Les faibles prix du pétrole, les coût élevés d’exploitation et la difficulté de trouver des financements, affectent profondément l’exploration pétrolière dans la Mer du Nord, a déclaré Steve Jenkins, le président de l’Association Indépendante pour le Pétrole et le Gaz (OGIA) lors d’une assemblée parlementaire aujourd’hui.
M. Jenkins a dit notamment que la faiblesse actuelle des prix du brut rendent l’exploration de certaines parties du plateau continental peu attractive, en particulier auprès des établissements de crédit, dans l’objectif de trouver de nouveaux projets à financer.
« Le seuil de rentabilité dans certains cas est de 40 dollars le baril, ce n’est donc pas rentable » a-t-il ajouté.Mais M. Jenkins a précisé qu’une seule banque était prête à financer des projets pétroliers et gaziers en Mer du Nord, le Lloyds Banking Group, dans la mesure où l’établissement est sous le contrôle du gouvernement.
L’année dernière, 110 nouveaux puits ont fait l’objet de projets d’exploration sur le plateau continental du Royaume-Uni, mais dans les années à venir, ce type d’activité est susceptible d’effondrement.
M. Jenkins craint pour l’activité en ces termes : « Cette année, nous allons forer 30 nouveaux puits, l’an prochain, ce sera 10 ».
La situation des prix du brut risque malgré tout de s’inverser dans les prochaines années. Dans ce cas, ce n’est pas la rentabilité des opérations qui posera problème, mais le seul effondrement des champs en activité.

### EXTRAIT DE DONNÉES:
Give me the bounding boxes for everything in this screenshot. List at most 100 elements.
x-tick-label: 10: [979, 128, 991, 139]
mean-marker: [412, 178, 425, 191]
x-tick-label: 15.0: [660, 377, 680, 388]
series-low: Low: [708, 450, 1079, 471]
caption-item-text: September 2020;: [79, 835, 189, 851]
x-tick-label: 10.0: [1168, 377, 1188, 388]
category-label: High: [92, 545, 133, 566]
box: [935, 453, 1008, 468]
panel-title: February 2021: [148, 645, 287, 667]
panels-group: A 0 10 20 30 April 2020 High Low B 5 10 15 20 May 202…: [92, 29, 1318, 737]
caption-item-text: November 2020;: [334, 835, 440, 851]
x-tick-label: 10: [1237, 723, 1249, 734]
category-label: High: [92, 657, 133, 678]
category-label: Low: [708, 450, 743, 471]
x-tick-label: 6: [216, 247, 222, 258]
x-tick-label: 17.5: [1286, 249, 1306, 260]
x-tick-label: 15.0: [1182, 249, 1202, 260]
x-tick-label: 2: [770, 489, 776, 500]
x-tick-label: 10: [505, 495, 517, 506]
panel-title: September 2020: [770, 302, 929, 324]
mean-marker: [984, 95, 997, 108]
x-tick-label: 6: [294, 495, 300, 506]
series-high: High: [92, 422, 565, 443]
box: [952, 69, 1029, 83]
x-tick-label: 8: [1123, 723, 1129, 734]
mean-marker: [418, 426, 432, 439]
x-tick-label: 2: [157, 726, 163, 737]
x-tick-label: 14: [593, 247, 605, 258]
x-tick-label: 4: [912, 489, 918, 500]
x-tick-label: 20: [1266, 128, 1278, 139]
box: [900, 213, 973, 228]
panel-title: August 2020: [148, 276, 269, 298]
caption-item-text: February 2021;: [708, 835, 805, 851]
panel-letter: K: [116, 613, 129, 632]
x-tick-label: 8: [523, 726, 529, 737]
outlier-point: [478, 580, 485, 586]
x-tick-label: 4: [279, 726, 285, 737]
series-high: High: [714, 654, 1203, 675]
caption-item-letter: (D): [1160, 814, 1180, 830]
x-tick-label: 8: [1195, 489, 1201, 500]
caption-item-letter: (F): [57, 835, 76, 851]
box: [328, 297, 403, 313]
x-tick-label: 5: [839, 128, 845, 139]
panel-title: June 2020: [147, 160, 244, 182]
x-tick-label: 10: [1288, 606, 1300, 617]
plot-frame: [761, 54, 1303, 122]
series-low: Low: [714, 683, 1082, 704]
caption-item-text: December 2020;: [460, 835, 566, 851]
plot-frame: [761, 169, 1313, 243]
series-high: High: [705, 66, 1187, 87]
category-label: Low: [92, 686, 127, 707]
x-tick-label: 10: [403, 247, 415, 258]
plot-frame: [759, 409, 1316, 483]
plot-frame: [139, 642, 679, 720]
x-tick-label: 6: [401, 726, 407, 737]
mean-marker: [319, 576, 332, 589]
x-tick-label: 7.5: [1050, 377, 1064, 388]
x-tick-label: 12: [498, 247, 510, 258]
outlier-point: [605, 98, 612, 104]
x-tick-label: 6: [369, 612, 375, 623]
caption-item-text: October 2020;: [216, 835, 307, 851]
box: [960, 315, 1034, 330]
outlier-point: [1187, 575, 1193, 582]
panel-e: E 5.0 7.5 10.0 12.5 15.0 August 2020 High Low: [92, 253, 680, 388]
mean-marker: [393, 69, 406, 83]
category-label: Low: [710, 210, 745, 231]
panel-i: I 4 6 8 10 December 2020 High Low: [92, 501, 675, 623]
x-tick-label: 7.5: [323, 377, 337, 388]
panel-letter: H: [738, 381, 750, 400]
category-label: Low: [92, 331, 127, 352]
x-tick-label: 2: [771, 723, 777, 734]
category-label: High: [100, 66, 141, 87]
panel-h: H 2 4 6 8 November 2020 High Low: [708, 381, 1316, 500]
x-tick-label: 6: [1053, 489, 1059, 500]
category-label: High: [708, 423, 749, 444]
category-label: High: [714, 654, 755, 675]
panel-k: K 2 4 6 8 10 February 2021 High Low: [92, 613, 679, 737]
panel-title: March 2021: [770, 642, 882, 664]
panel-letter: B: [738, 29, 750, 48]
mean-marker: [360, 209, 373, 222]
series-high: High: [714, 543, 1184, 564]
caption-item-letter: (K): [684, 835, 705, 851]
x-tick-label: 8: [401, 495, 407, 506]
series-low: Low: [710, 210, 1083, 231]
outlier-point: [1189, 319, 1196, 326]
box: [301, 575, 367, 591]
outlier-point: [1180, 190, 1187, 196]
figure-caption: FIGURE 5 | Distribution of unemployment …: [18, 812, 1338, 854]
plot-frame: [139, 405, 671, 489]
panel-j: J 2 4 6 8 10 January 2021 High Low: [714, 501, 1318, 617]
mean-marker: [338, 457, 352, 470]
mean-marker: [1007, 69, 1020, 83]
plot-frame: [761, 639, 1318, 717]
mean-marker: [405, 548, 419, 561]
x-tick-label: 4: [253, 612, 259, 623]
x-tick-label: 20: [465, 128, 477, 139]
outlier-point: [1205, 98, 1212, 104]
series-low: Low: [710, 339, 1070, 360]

### TÂCHE ASSIGNÉE 1:
Résumez en deux phrases le passage sur l'exploration pétrolière en mer du Nord.
### TÂCHE ASSIGNÉE 2:
Transcrivez le passage sur l'exploration pétrolière en mer du Nord entre « La situation des » et « champs en activité. », bornes comprises.
Le matériel ci-dessus n'est pas nécessaire.

### ZONE DE RÉPONSE 1:
Selon Steve Jenkins, président de l'OGIA, les faibles prix du pétrole, les coûts d'exploitation élevés et la difficulté de trouver des financements affectent profondément l'exploration pétrolière en mer du Nord. Alors que 110 nouveaux puits ont fait l'objet de projets d'exploration l'année dernière sur le plateau continental du Royaume-Uni, il annonce 30 nouveaux puits forés cette année et 10 l'an prochain.

### ZONE DE RÉPONSE 2:
La situation des prix du brut risque malgré tout de s’inverser dans les prochaines années. Dans ce cas, ce n’est pas la rentabilité des opérations qui posera problème, mais le seul effondrement des champs en activité.